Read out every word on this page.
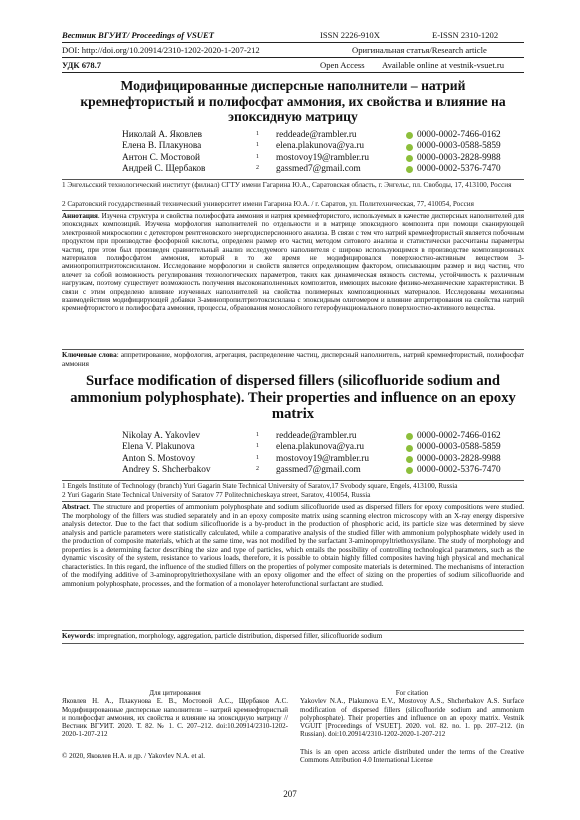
Вестник ВГУИТ/ Proceedings of VSUET	ISSN 2226-910X	E-ISSN 2310-1202
DOI: http://doi.org/10.20914/2310-1202-2020-1-207-212	Оригинальная статья/Research article
УДК 678.7	Open Access Available online at vestnik-vsuet.ru
Модифицированные дисперсные наполнители – натрий кремнефтористый и полифосфат аммония, их свойства и влияние на эпоксидную матрицу
Николай А. Яковлев	1	reddeade@rambler.ru	0000-0002-7466-0162
Елена В. Плакунова	1	elena.plakunova@ya.ru	0000-0003-0588-5859
Антон С. Мостовой	1	mostovoy19@rambler.ru	0000-0003-2828-9988
Андрей С. Щербаков	2	gassmed7@gmail.com	0000-0002-5376-7470
1 Энгельсский технологический институт (филиал) СГТУ имени Гагарина Ю.А., Саратовская область, г. Энгельс, пл. Свободы, 17, 413100, Россия
2 Саратовский государственный технический университет имени Гагарина Ю.А. / г. Саратов, ул. Политехническая, 77, 410054, Россия
Аннотация. Изучена структура и свойства полифосфата аммония и натрия кремнефтористого, используемых в качестве дисперсных наполнителей для эпоксидных композиций. Изучена морфология наполнителей по отдельности и в матрице эпоксидного композита при помощи сканирующей электронной микроскопии с детектором рентгеновского энергодисперсионного анализа. В связи с тем что натрий кремнефтористый является побочным продуктом при производстве фосфорной кислоты, определен размер его частиц методом ситового анализа и статистически рассчитаны параметры частиц, при этом был произведен сравнительный анализ исследуемого наполнителя с широко использующимся в производстве композиционных материалов полифосфатом аммония, который в то же время не модифицировался поверхностно-активным веществом 3-аминопропилтриэтоксисиланом. Исследование морфологии и свойств является определяющим фактором, описывающим размер и вид частиц, что влечет за собой возможность регулирования технологических параметров, таких как динамическая вязкость системы, устойчивость к различным нагрузкам, поэтому существует возможность получения высоконаполненных композитов, имеющих высокие физико-механические характеристики. В связи с этим определено влияние изученных наполнителей на свойства полимерных композиционных материалов. Исследованы механизмы взаимодействия модифицирующей добавки 3-аминопропилтриэтоксисилана с эпоксидным олигомером и влияние аппретирования на свойства натрий кремнефтористого и полифосфата аммония, процессы, образования монослойного гетерофункционального поверхностно-активного вещества.
Ключевые слова: аппретирование, морфология, агрегация, распределение частиц, дисперсный наполнитель, натрий кремнефтористый, полифосфат аммония
Surface modification of dispersed fillers (silicofluoride sodium and ammonium polyphosphate). Their properties and influence on an epoxy matrix
Nikolay A. Yakovlev	1	reddeade@rambler.ru	0000-0002-7466-0162
Elena V. Plakunova	1	elena.plakunova@ya.ru	0000-0003-0588-5859
Anton S. Mostovoy	1	mostovoy19@rambler.ru	0000-0003-2828-9988
Andrey S. Shcherbakov	2	gassmed7@gmail.com	0000-0002-5376-7470
1 Engels Institute of Technology (branch) Yuri Gagarin State Technical University of Saratov,17 Svobody square, Engels, 413100, Russia
2 Yuri Gagarin State Technical University of Saratov 77 Politechnicheskaya street, Saratov, 410054, Russia
Abstract. The structure and properties of ammonium polyphosphate and sodium silicofluoride used as dispersed fillers for epoxy compositions were studied. The morphology of the fillers was studied separately and in an epoxy composite matrix using scanning electron microscopy with an X-ray energy dispersive analysis detector. Due to the fact that sodium silicofluoride is a by-product in the production of phosphoric acid, its particle size was determined by sieve analysis and particle parameters were statistically calculated, while a comparative analysis of the studied filler with ammonium polyphosphate widely used in the production of composite materials, which at the same time, was not modified by the surfactant 3-aminopropyltriethoxysilane. The study of morphology and properties is a determining factor describing the size and type of particles, which entails the possibility of controlling technological parameters, such as the dynamic viscosity of the system, resistance to various loads, therefore, it is possible to obtain highly filled composites having high physical and mechanical characteristics. In this regard, the influence of the studied fillers on the properties of polymer composite materials is determined. The mechanisms of interaction of the modifying additive of 3-aminopropyltriethoxysilane with an epoxy oligomer and the effect of sizing on the properties of sodium silicofluoride and ammonium polyphosphate, processes, and the formation of a monolayer heterofunctional surfactant are studied.
Keywords: impregnation, morphology, aggregation, particle distribution, dispersed filler, silicofluoride sodium
Для цитирования
Яковлев Н. А., Плакунова Е. В., Мостовой А.С., Щербаков А.С. Модифицированные дисперсные наполнители – натрий кремнефтористый и полифосфат аммония, их свойства и влияние на эпоксидную матрицу // Вестник ВГУИТ. 2020. Т. 82. № 1. С. 207–212. doi:10.20914/2310-1202-2020-1-207-212
For citation
Yakovlev N.A., Plakunova E.V., Mostovoy A.S., Shcherbakov A.S. Surface modification of dispersed fillers (silicofluoride sodium and ammonium polyphosphate). Their properties and influence on an epoxy matrix. Vestnik VGUIT [Proceedings of VSUET]. 2020. vol. 82. no. 1. pp. 207–212. (in Russian). doi:10.20914/2310-1202-2020-1-207-212
© 2020, Яковлев Н.А. и др. / Yakovlev N.A. et al.	This is an open access article distributed under the terms of the Creative Commons Attribution 4.0 International License
207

◆ ◆ ◆ ◆ ◆

Work out how many lines in the records above contain the word "modification", and give only that number.

2